→ **MATERIAL SUPPLIED**:
──────────

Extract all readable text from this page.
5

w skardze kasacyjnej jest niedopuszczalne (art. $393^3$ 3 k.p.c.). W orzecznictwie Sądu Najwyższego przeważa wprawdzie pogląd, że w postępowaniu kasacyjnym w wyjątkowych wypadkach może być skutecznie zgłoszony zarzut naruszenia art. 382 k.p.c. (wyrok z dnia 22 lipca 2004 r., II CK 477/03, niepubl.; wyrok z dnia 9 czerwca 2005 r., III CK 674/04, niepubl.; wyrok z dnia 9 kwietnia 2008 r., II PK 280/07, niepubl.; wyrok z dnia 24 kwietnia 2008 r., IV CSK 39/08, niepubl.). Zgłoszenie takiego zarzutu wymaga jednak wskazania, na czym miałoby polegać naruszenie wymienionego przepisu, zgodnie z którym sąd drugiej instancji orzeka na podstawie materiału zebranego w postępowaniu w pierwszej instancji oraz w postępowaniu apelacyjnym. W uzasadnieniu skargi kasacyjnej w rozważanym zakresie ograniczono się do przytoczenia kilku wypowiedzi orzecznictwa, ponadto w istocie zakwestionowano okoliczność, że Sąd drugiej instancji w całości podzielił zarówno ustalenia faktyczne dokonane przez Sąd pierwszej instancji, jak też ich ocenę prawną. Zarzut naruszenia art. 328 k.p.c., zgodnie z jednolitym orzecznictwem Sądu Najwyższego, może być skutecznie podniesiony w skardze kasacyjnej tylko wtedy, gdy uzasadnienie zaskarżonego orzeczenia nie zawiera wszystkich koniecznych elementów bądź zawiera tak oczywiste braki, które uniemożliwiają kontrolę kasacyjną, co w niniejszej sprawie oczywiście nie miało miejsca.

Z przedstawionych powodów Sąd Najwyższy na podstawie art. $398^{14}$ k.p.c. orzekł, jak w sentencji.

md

──────────

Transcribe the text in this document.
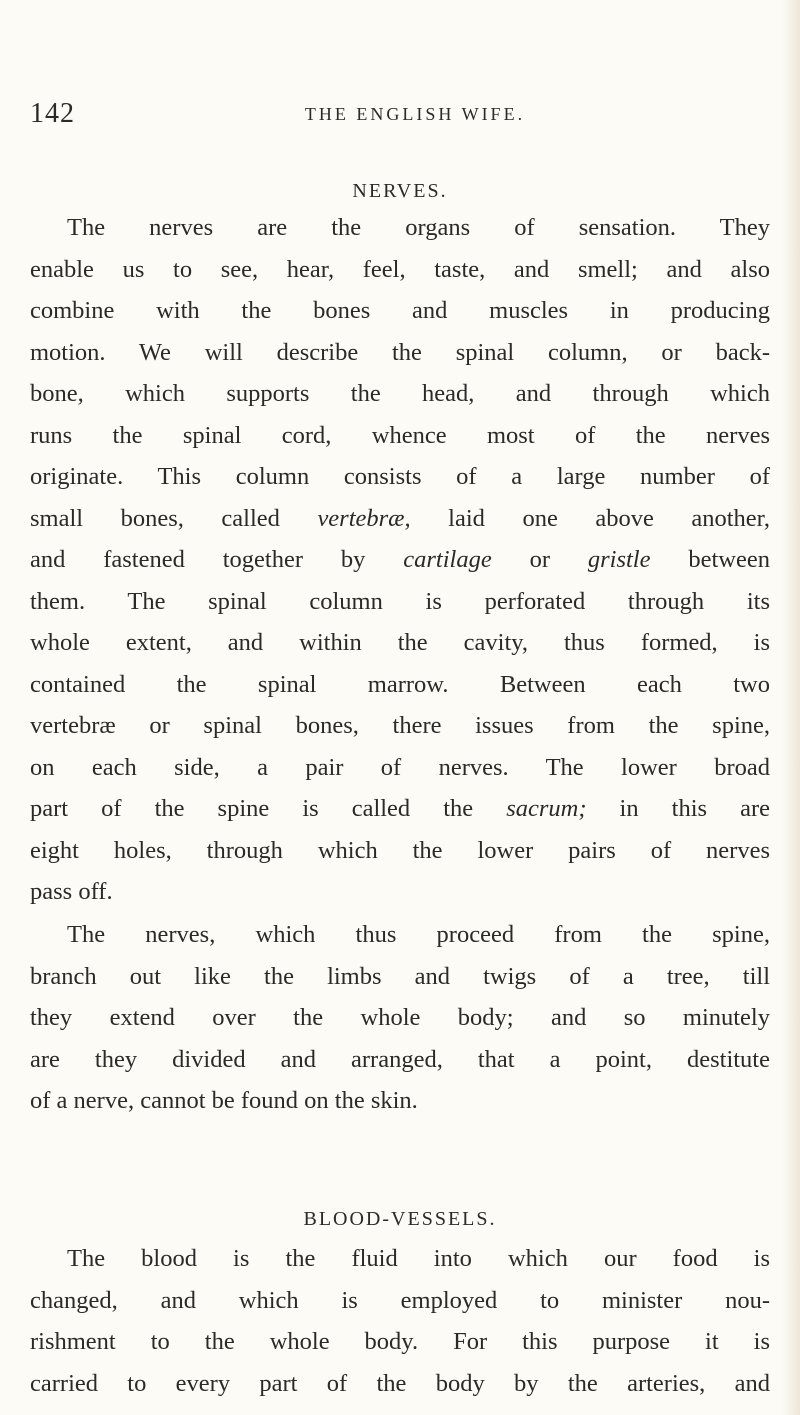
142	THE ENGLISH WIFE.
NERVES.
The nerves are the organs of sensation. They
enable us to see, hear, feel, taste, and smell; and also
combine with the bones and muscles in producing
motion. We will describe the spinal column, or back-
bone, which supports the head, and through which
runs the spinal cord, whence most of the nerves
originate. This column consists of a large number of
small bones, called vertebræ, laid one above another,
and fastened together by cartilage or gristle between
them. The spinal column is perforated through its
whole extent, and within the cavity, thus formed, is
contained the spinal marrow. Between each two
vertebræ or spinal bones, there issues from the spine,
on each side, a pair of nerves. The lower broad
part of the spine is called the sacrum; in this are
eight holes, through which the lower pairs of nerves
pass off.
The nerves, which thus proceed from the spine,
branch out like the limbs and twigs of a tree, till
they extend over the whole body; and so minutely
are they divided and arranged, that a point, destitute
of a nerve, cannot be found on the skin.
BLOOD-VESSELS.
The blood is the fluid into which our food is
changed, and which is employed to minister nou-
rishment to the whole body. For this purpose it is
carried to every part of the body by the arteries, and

──────────

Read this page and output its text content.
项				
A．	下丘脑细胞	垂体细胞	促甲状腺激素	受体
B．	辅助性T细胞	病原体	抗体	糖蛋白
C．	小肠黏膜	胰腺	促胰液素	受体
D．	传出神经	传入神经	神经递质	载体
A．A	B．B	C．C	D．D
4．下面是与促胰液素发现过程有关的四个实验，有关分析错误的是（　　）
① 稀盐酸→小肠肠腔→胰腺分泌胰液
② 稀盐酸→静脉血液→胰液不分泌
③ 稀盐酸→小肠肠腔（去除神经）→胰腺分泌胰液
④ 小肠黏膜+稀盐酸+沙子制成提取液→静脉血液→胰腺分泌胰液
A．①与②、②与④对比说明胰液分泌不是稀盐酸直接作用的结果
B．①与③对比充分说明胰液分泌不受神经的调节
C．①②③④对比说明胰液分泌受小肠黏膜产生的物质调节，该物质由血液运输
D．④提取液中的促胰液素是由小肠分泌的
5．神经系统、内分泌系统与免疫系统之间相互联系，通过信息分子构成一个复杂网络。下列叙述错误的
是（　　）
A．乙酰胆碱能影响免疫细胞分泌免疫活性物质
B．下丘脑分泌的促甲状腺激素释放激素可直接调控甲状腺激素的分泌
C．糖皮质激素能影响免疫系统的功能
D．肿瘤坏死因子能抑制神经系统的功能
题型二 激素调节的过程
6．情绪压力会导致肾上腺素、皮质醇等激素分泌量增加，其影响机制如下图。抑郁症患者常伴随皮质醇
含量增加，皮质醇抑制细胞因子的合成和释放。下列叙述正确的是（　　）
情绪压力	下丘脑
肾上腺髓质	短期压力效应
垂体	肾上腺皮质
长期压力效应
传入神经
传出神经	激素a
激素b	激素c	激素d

──────────

→ **DO THIS**:
Select and copy every line of the material that holds the string "part".

→ **REPLY**:
part of the spine is called the sacrum; in this are
carried to every part of the body by the arteries, and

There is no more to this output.